_To do_
Leave out the pictures and repeat every record exactly.

_Data for this task_
==========
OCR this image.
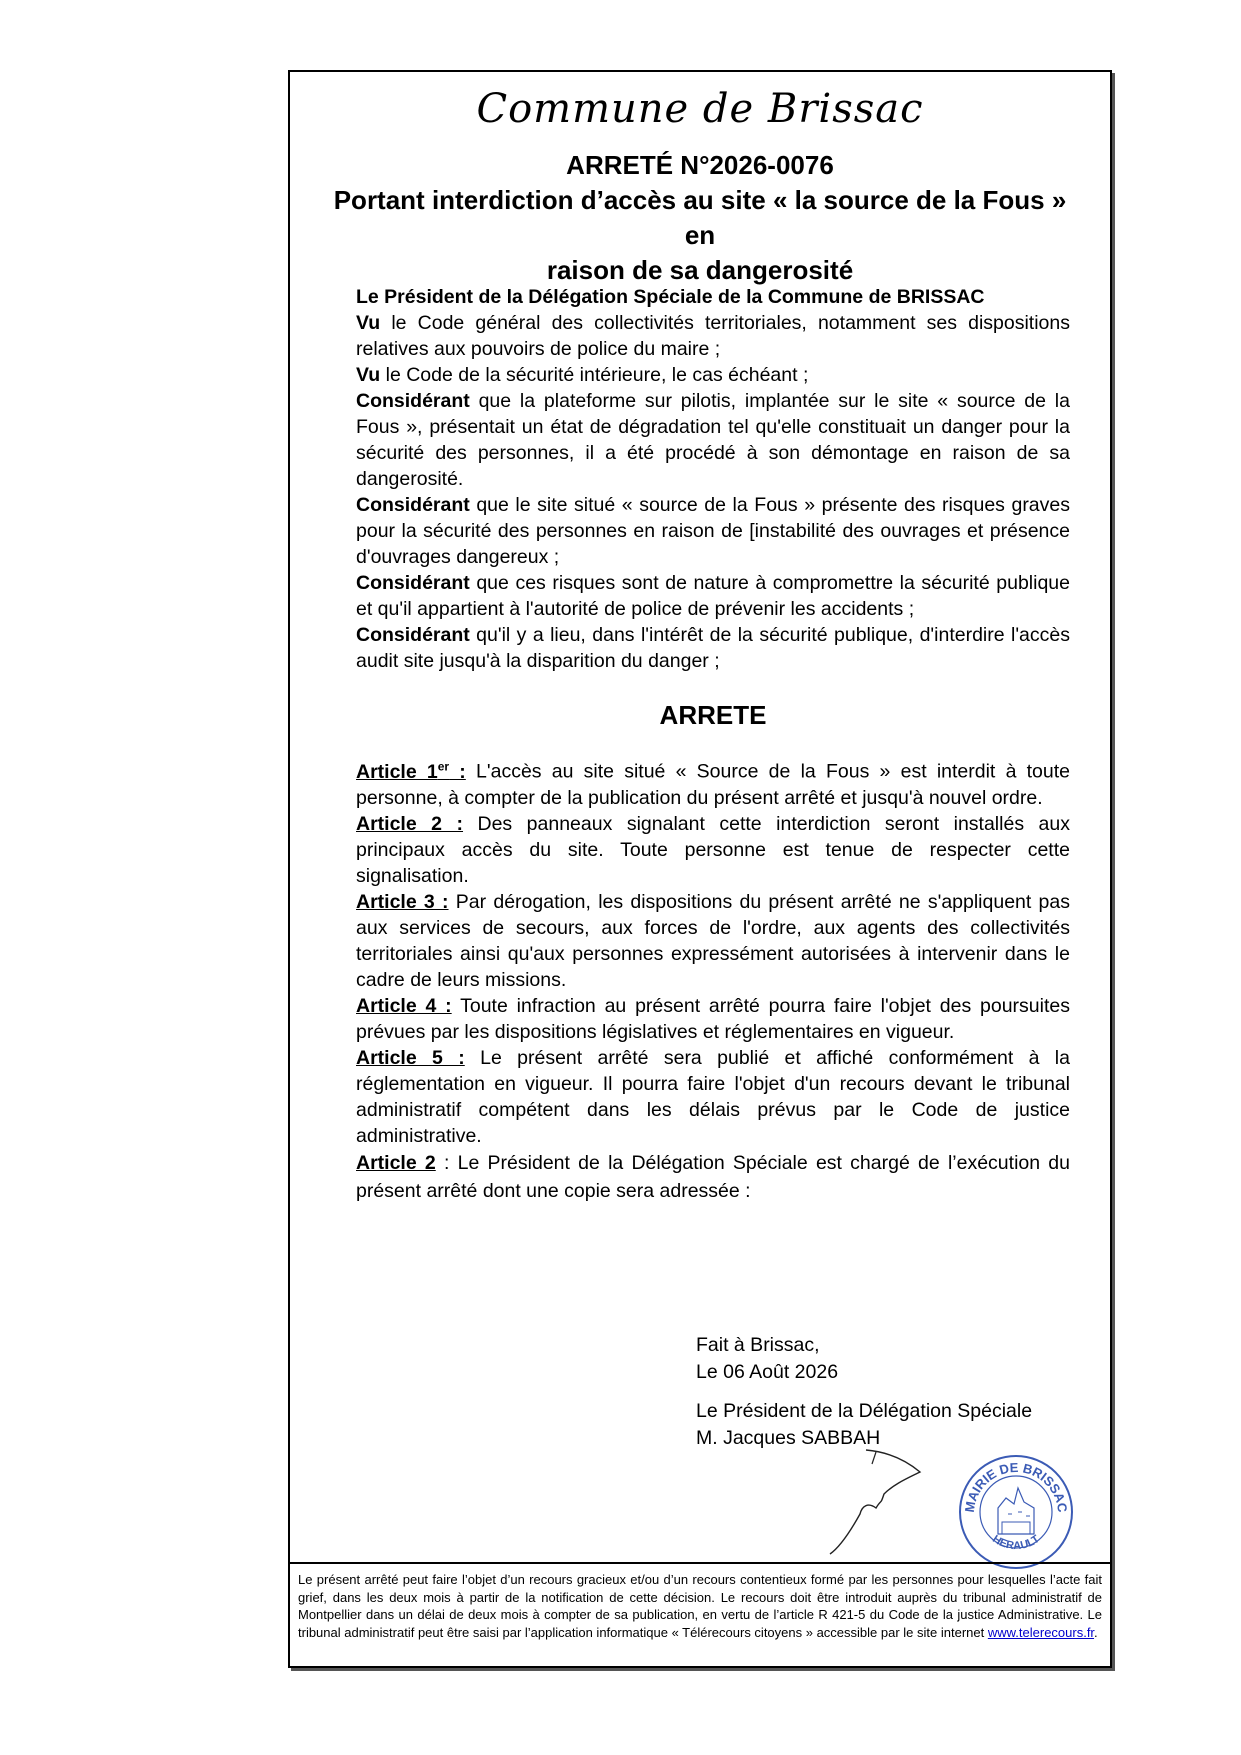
Commune de Brissac
ARRETÉ N°2026-0076
Portant interdiction d’accès au site « la source de la Fous » en
raison de sa dangerosité

Le Président de la Délégation Spéciale de la Commune de BRISSAC

Vu le Code général des collectivités territoriales, notamment ses dispositions relatives aux pouvoirs de police du maire ;

Vu le Code de la sécurité intérieure, le cas échéant ;

Considérant que la plateforme sur pilotis, implantée sur le site « source de la Fous », présentait un état de dégradation tel qu'elle constituait un danger pour la sécurité des personnes, il a été procédé à son démontage en raison de sa dangerosité.

Considérant que le site situé « source de la Fous » présente des risques graves pour la sécurité des personnes en raison de [instabilité des ouvrages et présence d'ouvrages dangereux ;

Considérant que ces risques sont de nature à compromettre la sécurité publique et qu'il appartient à l'autorité de police de prévenir les accidents ;

Considérant qu'il y a lieu, dans l'intérêt de la sécurité publique, d'interdire l'accès audit site jusqu'à la disparition du danger ;

ARRETE

Article 1er : L'accès au site situé « Source de la Fous » est interdit à toute personne, à compter de la publication du présent arrêté et jusqu'à nouvel ordre.

Article 2 : Des panneaux signalant cette interdiction seront installés aux principaux accès du site. Toute personne est tenue de respecter cette signalisation.

Article 3 : Par dérogation, les dispositions du présent arrêté ne s'appliquent pas aux services de secours, aux forces de l'ordre, aux agents des collectivités territoriales ainsi qu'aux personnes expressément autorisées à intervenir dans le cadre de leurs missions.

Article 4 : Toute infraction au présent arrêté pourra faire l'objet des poursuites prévues par les dispositions législatives et réglementaires en vigueur.

Article 5 : Le présent arrêté sera publié et affiché conformément à la réglementation en vigueur. Il pourra faire l'objet d'un recours devant le tribunal administratif compétent dans les délais prévus par le Code de justice administrative.

Article 2 : Le Président de la Délégation Spéciale est chargé de l’exécution du présent arrêté dont une copie sera adressée :

Fait à Brissac,
Le 06 Août 2026
Le Président de la Délégation Spéciale
M. Jacques SABBAH
MAIRIE DE BRISSAC
HERAULT
Le présent arrêté peut faire l’objet d’un recours gracieux et/ou d’un recours contentieux formé par les personnes pour lesquelles l’acte fait grief, dans les deux mois à partir de la notification de cette décision. Le recours doit être introduit auprès du tribunal administratif de Montpellier dans un délai de deux mois à compter de sa publication, en vertu de l’article R 421-5 du Code de la justice Administrative. Le tribunal administratif peut être saisi par l’application informatique « Télérecours citoyens » accessible par le site internet www.telerecours.fr.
==========
_Correct result_
OCR this image.
Commune de Brissac
ARRETÉ N°2026-0076
Portant interdiction d’accès au site « la source de la Fous » en
raison de sa dangerosité

Le Président de la Délégation Spéciale de la Commune de BRISSAC

Vu le Code général des collectivités territoriales, notamment ses dispositions relatives aux pouvoirs de police du maire ;

Vu le Code de la sécurité intérieure, le cas échéant ;

Considérant que la plateforme sur pilotis, implantée sur le site « source de la Fous », présentait un état de dégradation tel qu'elle constituait un danger pour la sécurité des personnes, il a été procédé à son démontage en raison de sa dangerosité.

Considérant que le site situé « source de la Fous » présente des risques graves pour la sécurité des personnes en raison de [instabilité des ouvrages et présence d'ouvrages dangereux ;

Considérant que ces risques sont de nature à compromettre la sécurité publique et qu'il appartient à l'autorité de police de prévenir les accidents ;

Considérant qu'il y a lieu, dans l'intérêt de la sécurité publique, d'interdire l'accès audit site jusqu'à la disparition du danger ;

ARRETE

Article 1er : L'accès au site situé « Source de la Fous » est interdit à toute personne, à compter de la publication du présent arrêté et jusqu'à nouvel ordre.

Article 2 : Des panneaux signalant cette interdiction seront installés aux principaux accès du site. Toute personne est tenue de respecter cette signalisation.

Article 3 : Par dérogation, les dispositions du présent arrêté ne s'appliquent pas aux services de secours, aux forces de l'ordre, aux agents des collectivités territoriales ainsi qu'aux personnes expressément autorisées à intervenir dans le cadre de leurs missions.

Article 4 : Toute infraction au présent arrêté pourra faire l'objet des poursuites prévues par les dispositions législatives et réglementaires en vigueur.

Article 5 : Le présent arrêté sera publié et affiché conformément à la réglementation en vigueur. Il pourra faire l'objet d'un recours devant le tribunal administratif compétent dans les délais prévus par le Code de justice administrative.

Article 2 : Le Président de la Délégation Spéciale est chargé de l’exécution du présent arrêté dont une copie sera adressée :

Fait à Brissac,
Le 06 Août 2026
Le Président de la Délégation Spéciale
M. Jacques SABBAH
MAIRIE DE BRISSAC
HERAULT
Le présent arrêté peut faire l’objet d’un recours gracieux et/ou d’un recours contentieux formé par les personnes pour lesquelles l’acte fait grief, dans les deux mois à partir de la notification de cette décision. Le recours doit être introduit auprès du tribunal administratif de Montpellier dans un délai de deux mois à compter de sa publication, en vertu de l’article R 421-5 du Code de la justice Administrative. Le tribunal administratif peut être saisi par l’application informatique « Télérecours citoyens » accessible par le site internet www.telerecours.fr.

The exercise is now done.